# [WHAT YOU WILL DO]
Set out as a numbered list every line of the listing from its first line up to and including the line containing "page-title: Network: [133, 44, 185, 59]", leaving out any blank lines.

# [PROVIDED ENTRIES]
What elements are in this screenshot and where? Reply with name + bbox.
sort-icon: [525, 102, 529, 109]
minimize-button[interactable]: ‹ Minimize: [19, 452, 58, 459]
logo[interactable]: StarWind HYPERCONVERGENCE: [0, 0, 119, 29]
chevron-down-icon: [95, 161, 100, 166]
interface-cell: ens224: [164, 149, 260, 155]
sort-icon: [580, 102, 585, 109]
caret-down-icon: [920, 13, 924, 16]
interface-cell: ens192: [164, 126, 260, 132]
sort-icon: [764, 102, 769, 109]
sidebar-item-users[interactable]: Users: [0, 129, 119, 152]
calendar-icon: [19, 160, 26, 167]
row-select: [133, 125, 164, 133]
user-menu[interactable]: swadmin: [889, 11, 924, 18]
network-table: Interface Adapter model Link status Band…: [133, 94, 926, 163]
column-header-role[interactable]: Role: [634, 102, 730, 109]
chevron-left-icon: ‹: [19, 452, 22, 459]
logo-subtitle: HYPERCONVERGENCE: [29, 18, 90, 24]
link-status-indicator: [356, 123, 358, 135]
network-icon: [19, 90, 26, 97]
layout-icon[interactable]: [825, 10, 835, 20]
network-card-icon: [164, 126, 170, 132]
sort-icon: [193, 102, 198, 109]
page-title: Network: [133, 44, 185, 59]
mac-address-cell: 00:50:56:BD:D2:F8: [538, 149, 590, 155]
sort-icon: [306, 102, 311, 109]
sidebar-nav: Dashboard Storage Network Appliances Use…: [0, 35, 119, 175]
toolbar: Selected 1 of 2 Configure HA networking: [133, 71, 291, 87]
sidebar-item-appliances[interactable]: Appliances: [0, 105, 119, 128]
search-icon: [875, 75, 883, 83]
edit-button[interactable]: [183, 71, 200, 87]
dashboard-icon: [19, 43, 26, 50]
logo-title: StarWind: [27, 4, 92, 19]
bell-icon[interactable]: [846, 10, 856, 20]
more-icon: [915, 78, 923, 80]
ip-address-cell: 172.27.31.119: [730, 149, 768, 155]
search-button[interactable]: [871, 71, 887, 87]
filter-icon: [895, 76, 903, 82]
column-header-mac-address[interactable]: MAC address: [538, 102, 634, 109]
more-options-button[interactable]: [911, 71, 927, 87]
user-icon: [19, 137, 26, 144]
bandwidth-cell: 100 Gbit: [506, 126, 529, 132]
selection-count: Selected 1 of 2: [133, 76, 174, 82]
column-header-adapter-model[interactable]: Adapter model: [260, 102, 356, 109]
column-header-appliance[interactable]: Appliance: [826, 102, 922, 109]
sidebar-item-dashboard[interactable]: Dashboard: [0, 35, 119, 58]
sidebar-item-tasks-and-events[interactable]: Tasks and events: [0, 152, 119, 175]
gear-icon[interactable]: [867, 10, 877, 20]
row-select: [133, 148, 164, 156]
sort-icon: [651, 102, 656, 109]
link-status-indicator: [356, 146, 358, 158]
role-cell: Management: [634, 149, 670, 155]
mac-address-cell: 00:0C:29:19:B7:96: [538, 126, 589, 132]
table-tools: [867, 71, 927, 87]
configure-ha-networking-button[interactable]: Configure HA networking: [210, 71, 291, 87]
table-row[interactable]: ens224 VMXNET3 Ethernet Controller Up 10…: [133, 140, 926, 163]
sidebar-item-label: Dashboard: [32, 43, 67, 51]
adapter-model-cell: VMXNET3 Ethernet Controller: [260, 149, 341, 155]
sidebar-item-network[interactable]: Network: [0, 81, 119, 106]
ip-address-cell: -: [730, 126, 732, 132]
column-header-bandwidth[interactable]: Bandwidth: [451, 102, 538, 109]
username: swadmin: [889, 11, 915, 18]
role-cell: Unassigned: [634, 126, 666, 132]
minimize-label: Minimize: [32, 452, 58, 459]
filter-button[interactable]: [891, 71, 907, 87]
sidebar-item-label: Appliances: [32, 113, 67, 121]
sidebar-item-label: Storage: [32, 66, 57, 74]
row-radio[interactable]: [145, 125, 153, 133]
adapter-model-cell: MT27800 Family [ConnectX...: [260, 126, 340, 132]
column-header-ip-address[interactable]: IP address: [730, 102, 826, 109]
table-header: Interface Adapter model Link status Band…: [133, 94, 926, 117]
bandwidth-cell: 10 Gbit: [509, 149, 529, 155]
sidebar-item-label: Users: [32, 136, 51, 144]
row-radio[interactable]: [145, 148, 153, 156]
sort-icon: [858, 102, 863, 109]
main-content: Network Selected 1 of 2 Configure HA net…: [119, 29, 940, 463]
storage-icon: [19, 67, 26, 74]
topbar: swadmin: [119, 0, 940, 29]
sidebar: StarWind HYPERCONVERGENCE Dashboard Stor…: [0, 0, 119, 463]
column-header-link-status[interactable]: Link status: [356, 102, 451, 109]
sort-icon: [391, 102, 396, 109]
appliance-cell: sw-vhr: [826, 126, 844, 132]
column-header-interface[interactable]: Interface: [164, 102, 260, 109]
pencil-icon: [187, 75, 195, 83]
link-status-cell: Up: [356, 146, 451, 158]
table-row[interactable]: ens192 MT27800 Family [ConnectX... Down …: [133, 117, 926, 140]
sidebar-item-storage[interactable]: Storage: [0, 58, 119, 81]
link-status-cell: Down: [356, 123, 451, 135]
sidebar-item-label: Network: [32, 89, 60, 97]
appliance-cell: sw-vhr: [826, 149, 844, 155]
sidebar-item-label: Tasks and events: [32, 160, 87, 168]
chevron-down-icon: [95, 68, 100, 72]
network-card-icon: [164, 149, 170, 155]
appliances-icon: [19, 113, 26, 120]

# [PROBLEM SOLUTION]
1. What elements are in this screenshot and where? Reply with name + bbox.
2. sort-icon: [525, 102, 529, 109]
3. minimize-button[interactable]: ‹ Minimize: [19, 452, 58, 459]
4. logo[interactable]: StarWind HYPERCONVERGENCE: [0, 0, 119, 29]
5. chevron-down-icon: [95, 161, 100, 166]
6. interface-cell: ens224: [164, 149, 260, 155]
7. sort-icon: [580, 102, 585, 109]
8. caret-down-icon: [920, 13, 924, 16]
9. interface-cell: ens192: [164, 126, 260, 132]
10. sort-icon: [764, 102, 769, 109]
11. sidebar-item-users[interactable]: Users: [0, 129, 119, 152]
12. calendar-icon: [19, 160, 26, 167]
13. row-select: [133, 125, 164, 133]
14. user-menu[interactable]: swadmin: [889, 11, 924, 18]
15. network-table: Interface Adapter model Link status Band…: [133, 94, 926, 163]
16. column-header-role[interactable]: Role: [634, 102, 730, 109]
17. chevron-left-icon: ‹: [19, 452, 22, 459]
18. logo-subtitle: HYPERCONVERGENCE: [29, 18, 90, 24]
19. link-status-indicator: [356, 123, 358, 135]
20. network-icon: [19, 90, 26, 97]
21. layout-icon[interactable]: [825, 10, 835, 20]
22. network-card-icon: [164, 126, 170, 132]
23. sort-icon: [193, 102, 198, 109]
24. page-title: Network: [133, 44, 185, 59]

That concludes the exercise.